REQUIREMENTS
Begin at the line below that contains "Type out the text in this image.". Repeat it and all remaining lines of the records exactly.

DATASET RECORDS
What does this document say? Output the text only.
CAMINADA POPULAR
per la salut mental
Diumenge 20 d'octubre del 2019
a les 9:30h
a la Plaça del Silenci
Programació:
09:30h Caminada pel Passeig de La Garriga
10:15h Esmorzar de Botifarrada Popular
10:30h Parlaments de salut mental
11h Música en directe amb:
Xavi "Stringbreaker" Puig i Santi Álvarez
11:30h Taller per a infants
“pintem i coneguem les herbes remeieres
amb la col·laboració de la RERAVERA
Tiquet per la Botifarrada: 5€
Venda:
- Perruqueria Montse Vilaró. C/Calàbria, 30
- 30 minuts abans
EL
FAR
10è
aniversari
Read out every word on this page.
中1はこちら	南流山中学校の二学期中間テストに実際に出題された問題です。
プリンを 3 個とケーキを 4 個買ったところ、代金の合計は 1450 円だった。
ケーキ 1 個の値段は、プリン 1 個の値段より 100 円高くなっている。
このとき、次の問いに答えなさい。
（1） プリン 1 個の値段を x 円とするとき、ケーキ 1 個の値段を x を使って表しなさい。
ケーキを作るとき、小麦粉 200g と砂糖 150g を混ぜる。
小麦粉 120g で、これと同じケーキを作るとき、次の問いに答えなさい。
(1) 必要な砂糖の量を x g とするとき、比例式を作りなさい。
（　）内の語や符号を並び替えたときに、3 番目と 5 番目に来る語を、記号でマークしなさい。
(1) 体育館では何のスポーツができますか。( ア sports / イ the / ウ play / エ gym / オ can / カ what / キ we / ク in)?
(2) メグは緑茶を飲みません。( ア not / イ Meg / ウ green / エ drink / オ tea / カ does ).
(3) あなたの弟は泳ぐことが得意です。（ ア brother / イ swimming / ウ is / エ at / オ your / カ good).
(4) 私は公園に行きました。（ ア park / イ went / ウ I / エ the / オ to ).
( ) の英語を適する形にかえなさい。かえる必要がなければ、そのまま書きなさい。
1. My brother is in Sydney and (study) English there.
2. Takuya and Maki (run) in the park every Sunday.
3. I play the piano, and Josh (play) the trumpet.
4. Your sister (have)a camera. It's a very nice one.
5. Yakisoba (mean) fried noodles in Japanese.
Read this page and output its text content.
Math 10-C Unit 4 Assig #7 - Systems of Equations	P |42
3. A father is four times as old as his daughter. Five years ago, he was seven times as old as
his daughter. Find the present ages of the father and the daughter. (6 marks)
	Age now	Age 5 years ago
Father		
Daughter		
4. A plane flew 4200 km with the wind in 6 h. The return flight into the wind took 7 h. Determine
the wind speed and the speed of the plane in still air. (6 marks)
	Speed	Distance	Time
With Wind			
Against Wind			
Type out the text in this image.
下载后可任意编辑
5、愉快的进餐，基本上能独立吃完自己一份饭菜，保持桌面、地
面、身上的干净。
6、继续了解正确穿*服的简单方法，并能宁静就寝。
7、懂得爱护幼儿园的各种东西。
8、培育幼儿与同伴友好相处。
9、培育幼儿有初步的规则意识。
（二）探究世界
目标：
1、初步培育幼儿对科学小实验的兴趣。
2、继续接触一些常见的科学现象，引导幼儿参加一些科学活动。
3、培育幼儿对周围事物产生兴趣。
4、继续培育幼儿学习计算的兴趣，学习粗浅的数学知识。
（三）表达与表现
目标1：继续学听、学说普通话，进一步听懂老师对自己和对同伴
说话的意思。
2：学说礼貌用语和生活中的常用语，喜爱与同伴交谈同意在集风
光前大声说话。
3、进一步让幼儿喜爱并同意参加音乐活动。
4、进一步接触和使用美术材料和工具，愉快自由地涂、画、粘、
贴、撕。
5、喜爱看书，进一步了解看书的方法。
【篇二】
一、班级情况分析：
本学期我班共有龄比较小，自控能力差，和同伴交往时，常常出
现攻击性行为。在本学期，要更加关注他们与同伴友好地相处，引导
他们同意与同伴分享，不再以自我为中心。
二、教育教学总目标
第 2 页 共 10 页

TASK RESPONSE
Type out the text in this image.
下载后可任意编辑
5、愉快的进餐，基本上能独立吃完自己一份饭菜，保持桌面、地
面、身上的干净。
6、继续了解正确穿*服的简单方法，并能宁静就寝。
7、懂得爱护幼儿园的各种东西。
8、培育幼儿与同伴友好相处。
9、培育幼儿有初步的规则意识。
（二）探究世界
目标：
1、初步培育幼儿对科学小实验的兴趣。
2、继续接触一些常见的科学现象，引导幼儿参加一些科学活动。
3、培育幼儿对周围事物产生兴趣。
4、继续培育幼儿学习计算的兴趣，学习粗浅的数学知识。
（三）表达与表现
目标1：继续学听、学说普通话，进一步听懂老师对自己和对同伴
说话的意思。
2：学说礼貌用语和生活中的常用语，喜爱与同伴交谈同意在集风
光前大声说话。
3、进一步让幼儿喜爱并同意参加音乐活动。
4、进一步接触和使用美术材料和工具，愉快自由地涂、画、粘、
贴、撕。
5、喜爱看书，进一步了解看书的方法。
【篇二】
一、班级情况分析：
本学期我班共有龄比较小，自控能力差，和同伴交往时，常常出
现攻击性行为。在本学期，要更加关注他们与同伴友好地相处，引导
他们同意与同伴分享，不再以自我为中心。
二、教育教学总目标
第 2 页 共 10 页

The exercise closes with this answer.